Examine each line of the data. Copy those that contain the string "environments".
++++++++++++++++++++
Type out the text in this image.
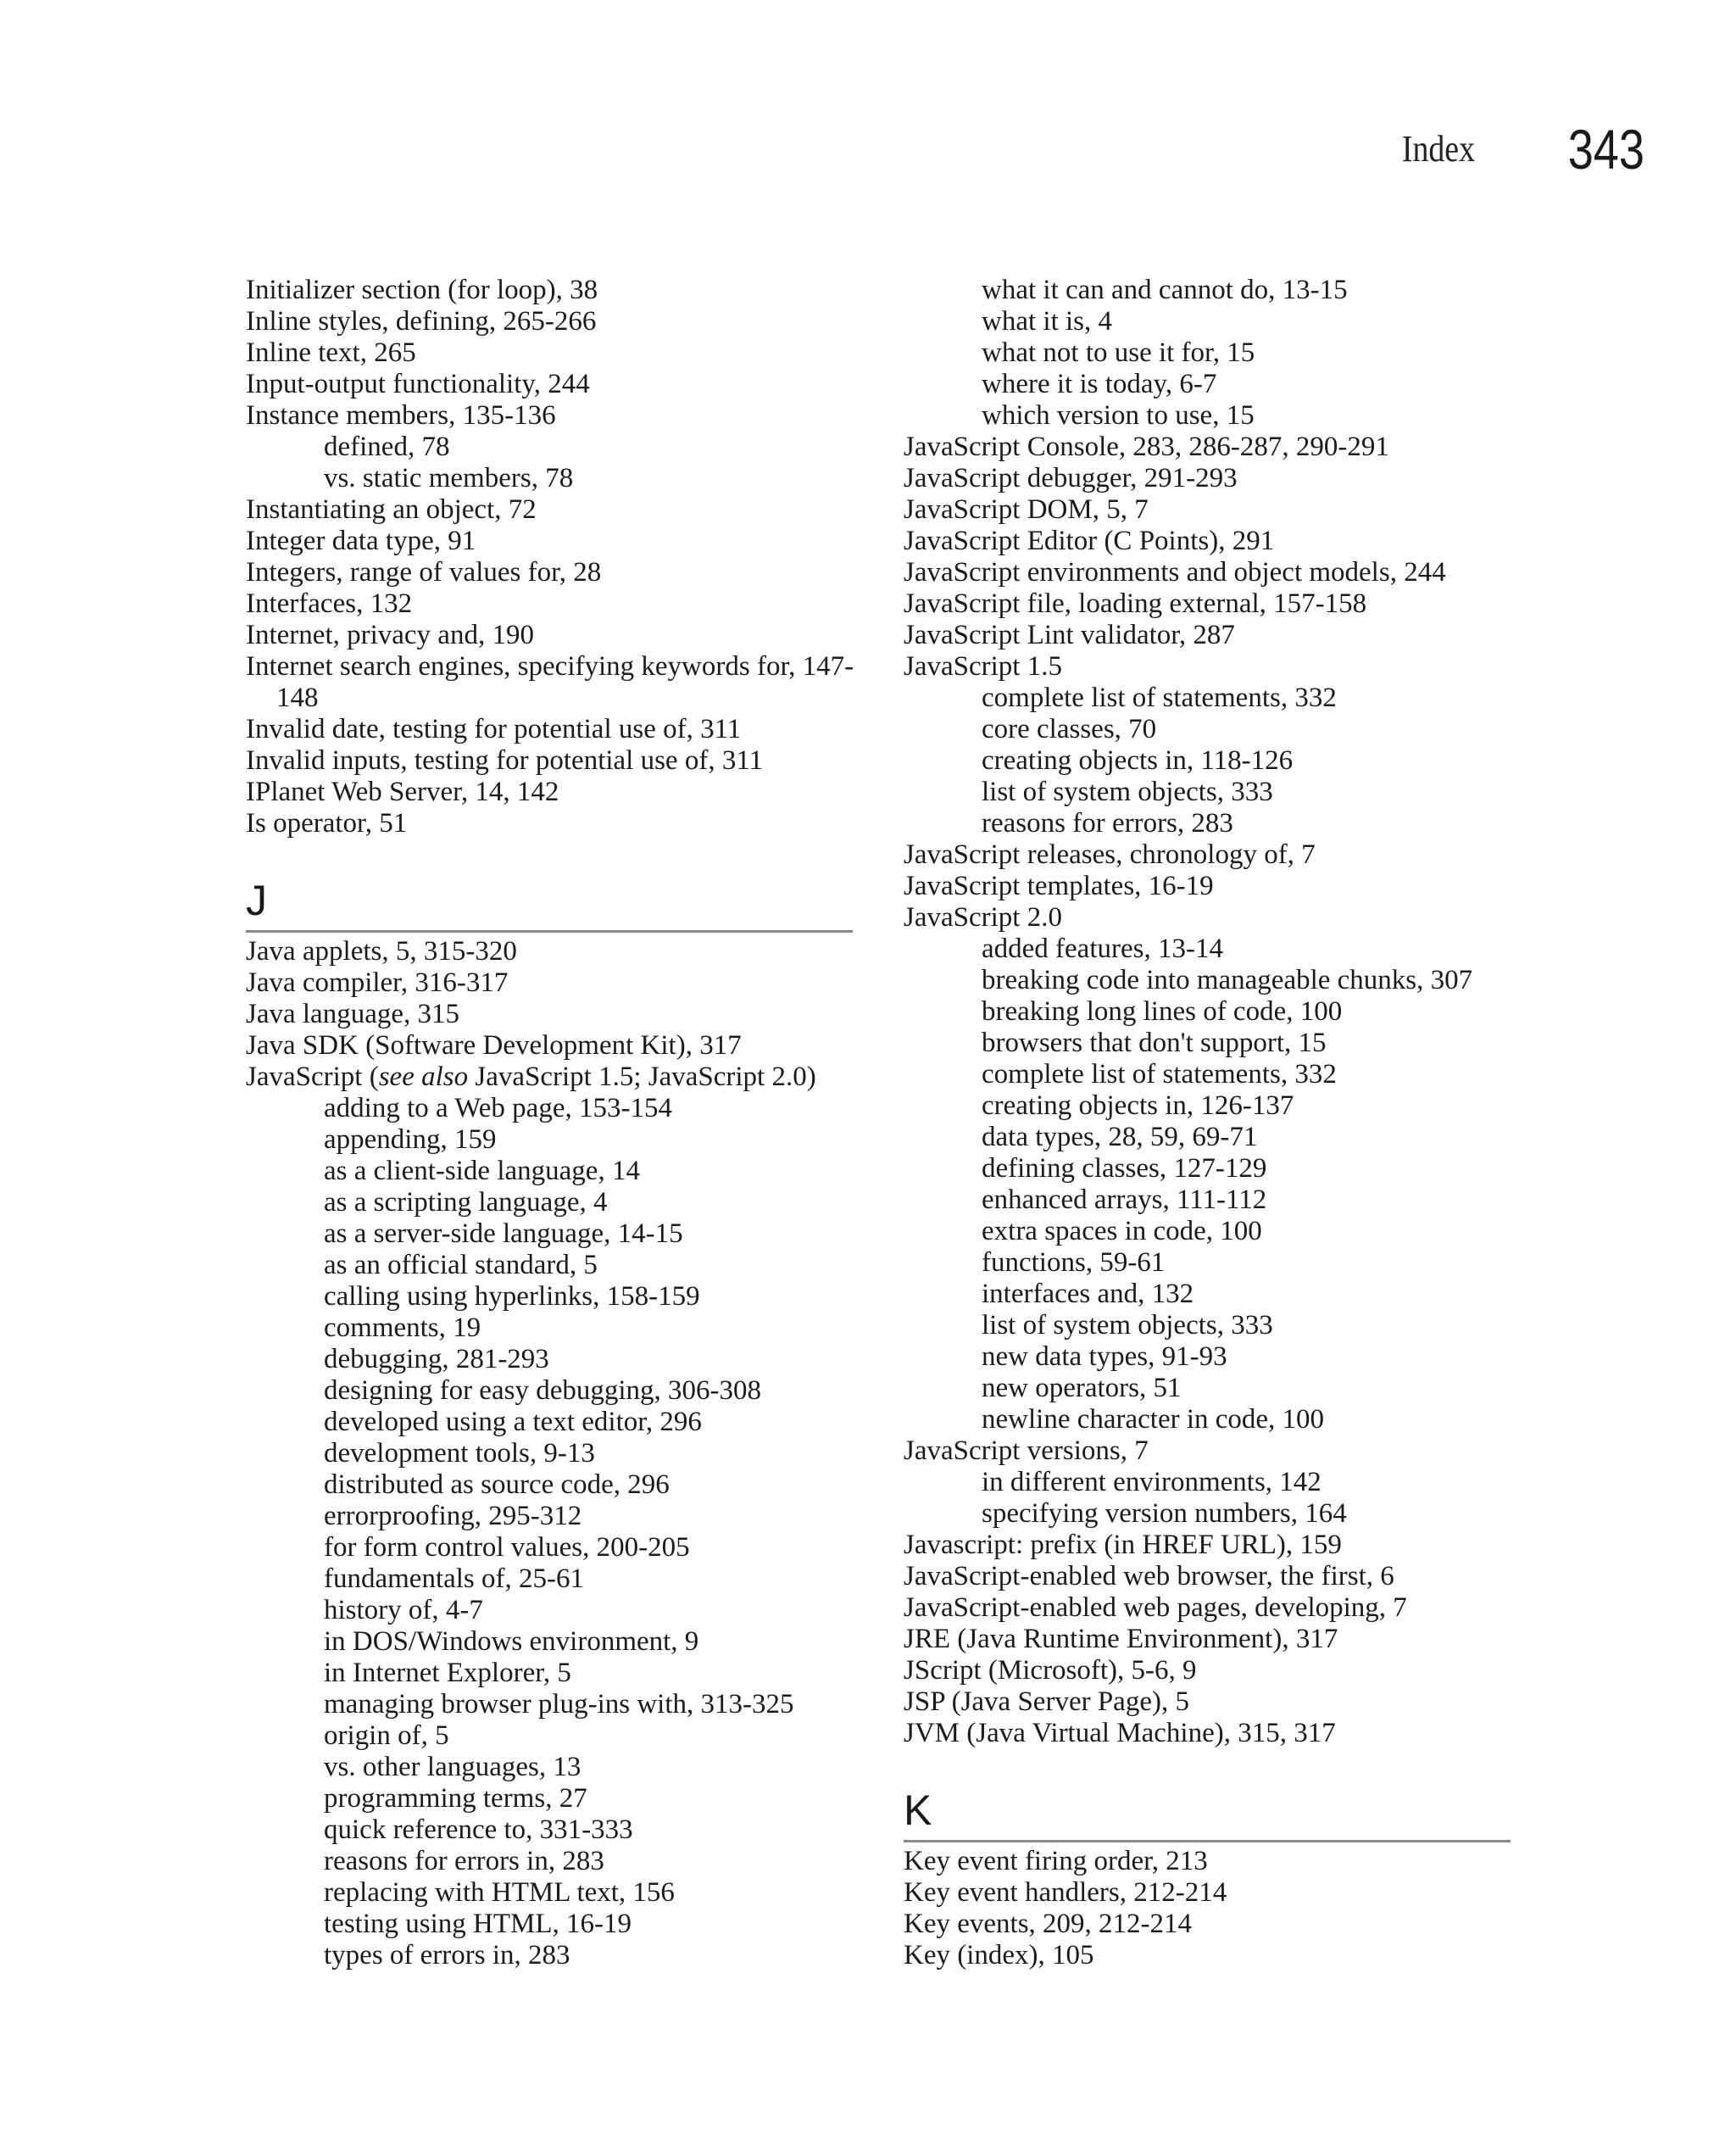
Index	343
Initializer section (for loop), 38
Inline styles, defining, 265-266
Inline text, 265
Input-output functionality, 244
Instance members, 135-136
defined, 78
vs. static members, 78
Instantiating an object, 72
Integer data type, 91
Integers, range of values for, 28
Interfaces, 132
Internet, privacy and, 190
Internet search engines, specifying keywords for, 147-148
Invalid date, testing for potential use of, 311
Invalid inputs, testing for potential use of, 311
IPlanet Web Server, 14, 142
Is operator, 51
J
Java applets, 5, 315-320
Java compiler, 316-317
Java language, 315
Java SDK (Software Development Kit), 317
JavaScript (see also JavaScript 1.5; JavaScript 2.0)
adding to a Web page, 153-154
appending, 159
as a client-side language, 14
as a scripting language, 4
as a server-side language, 14-15
as an official standard, 5
calling using hyperlinks, 158-159
comments, 19
debugging, 281-293
designing for easy debugging, 306-308
developed using a text editor, 296
development tools, 9-13
distributed as source code, 296
errorproofing, 295-312
for form control values, 200-205
fundamentals of, 25-61
history of, 4-7
in DOS/Windows environment, 9
in Internet Explorer, 5
managing browser plug-ins with, 313-325
origin of, 5
vs. other languages, 13
programming terms, 27
quick reference to, 331-333
reasons for errors in, 283
replacing with HTML text, 156
testing using HTML, 16-19
types of errors in, 283
what it can and cannot do, 13-15
what it is, 4
what not to use it for, 15
where it is today, 6-7
which version to use, 15
JavaScript Console, 283, 286-287, 290-291
JavaScript debugger, 291-293
JavaScript DOM, 5, 7
JavaScript Editor (C Points), 291
JavaScript environments and object models, 244
JavaScript file, loading external, 157-158
JavaScript Lint validator, 287
JavaScript 1.5
complete list of statements, 332
core classes, 70
creating objects in, 118-126
list of system objects, 333
reasons for errors, 283
JavaScript releases, chronology of, 7
JavaScript templates, 16-19
JavaScript 2.0
added features, 13-14
breaking code into manageable chunks, 307
breaking long lines of code, 100
browsers that don't support, 15
complete list of statements, 332
creating objects in, 126-137
data types, 28, 59, 69-71
defining classes, 127-129
enhanced arrays, 111-112
extra spaces in code, 100
functions, 59-61
interfaces and, 132
list of system objects, 333
new data types, 91-93
new operators, 51
newline character in code, 100
JavaScript versions, 7
in different environments, 142
specifying version numbers, 164
Javascript: prefix (in HREF URL), 159
JavaScript-enabled web browser, the first, 6
JavaScript-enabled web pages, developing, 7
JRE (Java Runtime Environment), 317
JScript (Microsoft), 5-6, 9
JSP (Java Server Page), 5
JVM (Java Virtual Machine), 315, 317
K
Key event firing order, 213
Key event handlers, 212-214
Key events, 209, 212-214
Key (index), 105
++++++++++++++++++++
▶ SOLUTION TO THE PROBLEM
JavaScript environments and object models, 244
in different environments, 142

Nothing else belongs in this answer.